## Exercise directions
Pull out the lines below word for word, from the first one through the line that contains "cell-tipo[interactable]: UltimoSincronismo [85,364,206,385]", including both.

## Annotations of page elements

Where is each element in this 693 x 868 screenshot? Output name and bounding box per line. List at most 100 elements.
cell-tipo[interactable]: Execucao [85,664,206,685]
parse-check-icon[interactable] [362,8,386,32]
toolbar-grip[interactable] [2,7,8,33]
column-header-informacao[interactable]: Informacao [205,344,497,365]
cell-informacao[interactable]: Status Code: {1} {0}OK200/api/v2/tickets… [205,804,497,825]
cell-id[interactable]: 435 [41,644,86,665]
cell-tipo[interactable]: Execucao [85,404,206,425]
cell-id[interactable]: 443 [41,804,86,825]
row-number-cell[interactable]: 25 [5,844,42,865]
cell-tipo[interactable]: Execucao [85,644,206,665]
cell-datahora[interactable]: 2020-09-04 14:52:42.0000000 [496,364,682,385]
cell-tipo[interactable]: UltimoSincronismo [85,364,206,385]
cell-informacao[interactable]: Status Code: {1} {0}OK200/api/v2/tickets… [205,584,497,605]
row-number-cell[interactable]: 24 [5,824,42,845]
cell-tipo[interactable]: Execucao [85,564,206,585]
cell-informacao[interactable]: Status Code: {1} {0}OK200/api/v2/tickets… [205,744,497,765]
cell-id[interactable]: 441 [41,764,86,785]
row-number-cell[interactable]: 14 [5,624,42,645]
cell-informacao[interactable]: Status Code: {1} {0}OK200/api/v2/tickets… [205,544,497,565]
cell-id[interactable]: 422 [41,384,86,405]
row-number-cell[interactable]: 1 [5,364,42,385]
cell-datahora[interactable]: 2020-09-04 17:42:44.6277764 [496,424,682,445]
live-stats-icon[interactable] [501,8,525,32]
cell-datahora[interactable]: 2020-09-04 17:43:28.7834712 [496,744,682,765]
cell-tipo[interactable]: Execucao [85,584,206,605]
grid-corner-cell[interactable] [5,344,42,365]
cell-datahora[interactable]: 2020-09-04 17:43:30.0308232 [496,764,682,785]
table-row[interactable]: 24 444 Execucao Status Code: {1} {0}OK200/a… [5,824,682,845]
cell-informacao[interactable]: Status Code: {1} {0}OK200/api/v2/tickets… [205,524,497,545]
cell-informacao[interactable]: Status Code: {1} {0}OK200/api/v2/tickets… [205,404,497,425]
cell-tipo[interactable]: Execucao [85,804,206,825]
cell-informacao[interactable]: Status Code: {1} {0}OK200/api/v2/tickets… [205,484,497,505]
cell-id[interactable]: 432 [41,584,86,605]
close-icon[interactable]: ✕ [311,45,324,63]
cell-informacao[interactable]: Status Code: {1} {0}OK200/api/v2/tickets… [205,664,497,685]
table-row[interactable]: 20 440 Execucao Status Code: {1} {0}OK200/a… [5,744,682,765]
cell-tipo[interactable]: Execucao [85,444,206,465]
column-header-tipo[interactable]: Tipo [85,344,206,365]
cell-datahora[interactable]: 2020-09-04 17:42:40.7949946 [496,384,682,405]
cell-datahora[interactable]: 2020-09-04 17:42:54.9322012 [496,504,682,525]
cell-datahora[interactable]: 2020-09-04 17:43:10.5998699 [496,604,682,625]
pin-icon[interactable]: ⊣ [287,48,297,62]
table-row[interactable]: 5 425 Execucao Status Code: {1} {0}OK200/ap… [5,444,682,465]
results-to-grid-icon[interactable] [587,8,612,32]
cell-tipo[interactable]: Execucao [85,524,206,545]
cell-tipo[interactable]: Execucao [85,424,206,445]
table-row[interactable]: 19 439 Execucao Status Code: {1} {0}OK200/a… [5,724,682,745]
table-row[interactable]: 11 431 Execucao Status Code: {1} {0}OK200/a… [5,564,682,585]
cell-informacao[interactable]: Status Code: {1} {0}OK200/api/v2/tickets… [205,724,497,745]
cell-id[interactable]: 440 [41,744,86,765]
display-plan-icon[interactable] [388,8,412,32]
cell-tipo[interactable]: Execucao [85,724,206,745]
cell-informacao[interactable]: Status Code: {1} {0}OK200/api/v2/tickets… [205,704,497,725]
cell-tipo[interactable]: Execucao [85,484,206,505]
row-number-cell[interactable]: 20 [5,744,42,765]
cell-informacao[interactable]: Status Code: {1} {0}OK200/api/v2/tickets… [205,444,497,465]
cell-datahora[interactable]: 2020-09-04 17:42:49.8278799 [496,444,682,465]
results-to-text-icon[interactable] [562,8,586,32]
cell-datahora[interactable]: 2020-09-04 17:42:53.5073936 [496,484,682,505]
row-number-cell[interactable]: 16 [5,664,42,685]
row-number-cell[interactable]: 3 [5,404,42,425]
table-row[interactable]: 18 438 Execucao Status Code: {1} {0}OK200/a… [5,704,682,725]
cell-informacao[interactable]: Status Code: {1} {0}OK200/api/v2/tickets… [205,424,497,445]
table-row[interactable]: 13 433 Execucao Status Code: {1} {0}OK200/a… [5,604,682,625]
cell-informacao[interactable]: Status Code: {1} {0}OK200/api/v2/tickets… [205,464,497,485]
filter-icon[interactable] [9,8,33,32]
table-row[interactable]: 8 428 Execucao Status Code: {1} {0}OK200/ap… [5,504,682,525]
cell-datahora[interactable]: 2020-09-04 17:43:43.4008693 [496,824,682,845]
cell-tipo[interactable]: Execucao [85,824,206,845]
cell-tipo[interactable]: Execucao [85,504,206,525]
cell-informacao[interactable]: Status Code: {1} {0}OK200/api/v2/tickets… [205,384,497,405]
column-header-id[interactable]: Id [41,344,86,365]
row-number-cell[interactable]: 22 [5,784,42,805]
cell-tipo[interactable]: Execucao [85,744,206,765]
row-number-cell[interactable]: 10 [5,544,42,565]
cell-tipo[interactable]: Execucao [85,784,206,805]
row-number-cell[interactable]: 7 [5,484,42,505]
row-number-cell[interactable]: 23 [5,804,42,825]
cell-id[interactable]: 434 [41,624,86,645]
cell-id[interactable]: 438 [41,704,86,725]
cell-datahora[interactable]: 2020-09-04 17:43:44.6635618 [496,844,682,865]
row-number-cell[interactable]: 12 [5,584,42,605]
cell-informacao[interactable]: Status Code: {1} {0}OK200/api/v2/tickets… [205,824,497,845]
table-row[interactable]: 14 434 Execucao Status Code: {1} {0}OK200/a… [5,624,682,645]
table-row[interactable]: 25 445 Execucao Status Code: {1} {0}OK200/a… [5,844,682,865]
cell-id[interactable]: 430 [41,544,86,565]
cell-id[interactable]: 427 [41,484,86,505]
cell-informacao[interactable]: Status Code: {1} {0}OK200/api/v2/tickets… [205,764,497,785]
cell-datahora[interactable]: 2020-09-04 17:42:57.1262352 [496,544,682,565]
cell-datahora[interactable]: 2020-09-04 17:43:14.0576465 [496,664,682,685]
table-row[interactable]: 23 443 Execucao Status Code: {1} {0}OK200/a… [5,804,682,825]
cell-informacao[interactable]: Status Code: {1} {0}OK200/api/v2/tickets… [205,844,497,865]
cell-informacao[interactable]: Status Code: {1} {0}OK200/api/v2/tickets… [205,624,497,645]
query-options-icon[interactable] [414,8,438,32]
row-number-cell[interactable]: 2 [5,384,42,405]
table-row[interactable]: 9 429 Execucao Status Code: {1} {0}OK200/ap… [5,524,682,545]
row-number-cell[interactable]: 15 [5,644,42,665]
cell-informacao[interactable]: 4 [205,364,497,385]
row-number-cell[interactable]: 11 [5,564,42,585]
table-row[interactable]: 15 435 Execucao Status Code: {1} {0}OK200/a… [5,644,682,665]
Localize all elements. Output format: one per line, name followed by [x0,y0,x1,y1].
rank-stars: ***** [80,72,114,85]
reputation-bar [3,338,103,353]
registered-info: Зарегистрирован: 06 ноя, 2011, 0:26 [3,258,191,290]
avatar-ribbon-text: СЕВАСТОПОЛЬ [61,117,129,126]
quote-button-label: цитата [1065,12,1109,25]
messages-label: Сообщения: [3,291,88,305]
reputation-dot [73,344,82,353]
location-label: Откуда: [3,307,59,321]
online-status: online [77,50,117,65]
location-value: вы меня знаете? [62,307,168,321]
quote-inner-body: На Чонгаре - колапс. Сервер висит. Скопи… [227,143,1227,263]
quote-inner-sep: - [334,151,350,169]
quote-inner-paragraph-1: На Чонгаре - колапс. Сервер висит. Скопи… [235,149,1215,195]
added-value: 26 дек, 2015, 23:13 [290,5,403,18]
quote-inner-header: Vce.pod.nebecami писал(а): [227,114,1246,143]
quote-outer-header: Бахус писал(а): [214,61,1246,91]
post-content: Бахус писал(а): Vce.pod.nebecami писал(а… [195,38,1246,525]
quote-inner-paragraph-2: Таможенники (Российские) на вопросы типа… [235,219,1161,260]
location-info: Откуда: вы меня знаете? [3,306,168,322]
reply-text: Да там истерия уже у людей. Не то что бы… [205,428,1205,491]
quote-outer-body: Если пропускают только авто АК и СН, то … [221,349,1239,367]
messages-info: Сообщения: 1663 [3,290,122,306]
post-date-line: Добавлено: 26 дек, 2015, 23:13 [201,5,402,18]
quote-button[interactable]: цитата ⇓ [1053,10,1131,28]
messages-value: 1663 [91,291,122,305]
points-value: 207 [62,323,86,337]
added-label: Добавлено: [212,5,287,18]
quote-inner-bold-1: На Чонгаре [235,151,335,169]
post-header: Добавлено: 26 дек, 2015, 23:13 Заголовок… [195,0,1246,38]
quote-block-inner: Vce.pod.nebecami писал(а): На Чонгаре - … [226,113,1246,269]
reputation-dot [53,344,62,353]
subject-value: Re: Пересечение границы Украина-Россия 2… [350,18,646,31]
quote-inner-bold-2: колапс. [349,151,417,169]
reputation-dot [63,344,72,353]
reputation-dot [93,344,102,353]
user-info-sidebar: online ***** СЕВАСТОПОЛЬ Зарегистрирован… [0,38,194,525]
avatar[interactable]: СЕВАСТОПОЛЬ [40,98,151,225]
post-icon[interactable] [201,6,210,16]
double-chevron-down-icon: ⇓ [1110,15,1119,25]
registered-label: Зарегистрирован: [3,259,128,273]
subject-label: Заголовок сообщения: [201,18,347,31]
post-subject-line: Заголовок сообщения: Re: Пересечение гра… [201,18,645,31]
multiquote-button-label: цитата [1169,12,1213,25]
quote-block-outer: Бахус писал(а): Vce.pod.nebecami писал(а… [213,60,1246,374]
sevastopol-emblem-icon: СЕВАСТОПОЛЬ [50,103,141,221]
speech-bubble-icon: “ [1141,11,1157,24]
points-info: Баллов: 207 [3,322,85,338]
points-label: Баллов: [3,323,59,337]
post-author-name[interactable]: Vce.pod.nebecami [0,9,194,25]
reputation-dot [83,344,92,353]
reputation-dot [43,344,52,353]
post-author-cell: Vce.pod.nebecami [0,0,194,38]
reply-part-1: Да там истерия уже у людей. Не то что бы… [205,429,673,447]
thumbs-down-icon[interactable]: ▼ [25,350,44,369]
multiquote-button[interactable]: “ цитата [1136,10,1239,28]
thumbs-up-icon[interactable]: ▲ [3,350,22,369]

## Right answer
Where is each element in this 693 x 868 screenshot? Output name and bounding box per line. List at most 100 elements.
cell-tipo[interactable]: Execucao [85,664,206,685]
parse-check-icon[interactable] [362,8,386,32]
toolbar-grip[interactable] [2,7,8,33]
column-header-informacao[interactable]: Informacao [205,344,497,365]
cell-informacao[interactable]: Status Code: {1} {0}OK200/api/v2/tickets… [205,804,497,825]
cell-id[interactable]: 435 [41,644,86,665]
cell-tipo[interactable]: Execucao [85,404,206,425]
cell-id[interactable]: 443 [41,804,86,825]
row-number-cell[interactable]: 25 [5,844,42,865]
cell-tipo[interactable]: Execucao [85,644,206,665]
cell-datahora[interactable]: 2020-09-04 14:52:42.0000000 [496,364,682,385]
cell-tipo[interactable]: UltimoSincronismo [85,364,206,385]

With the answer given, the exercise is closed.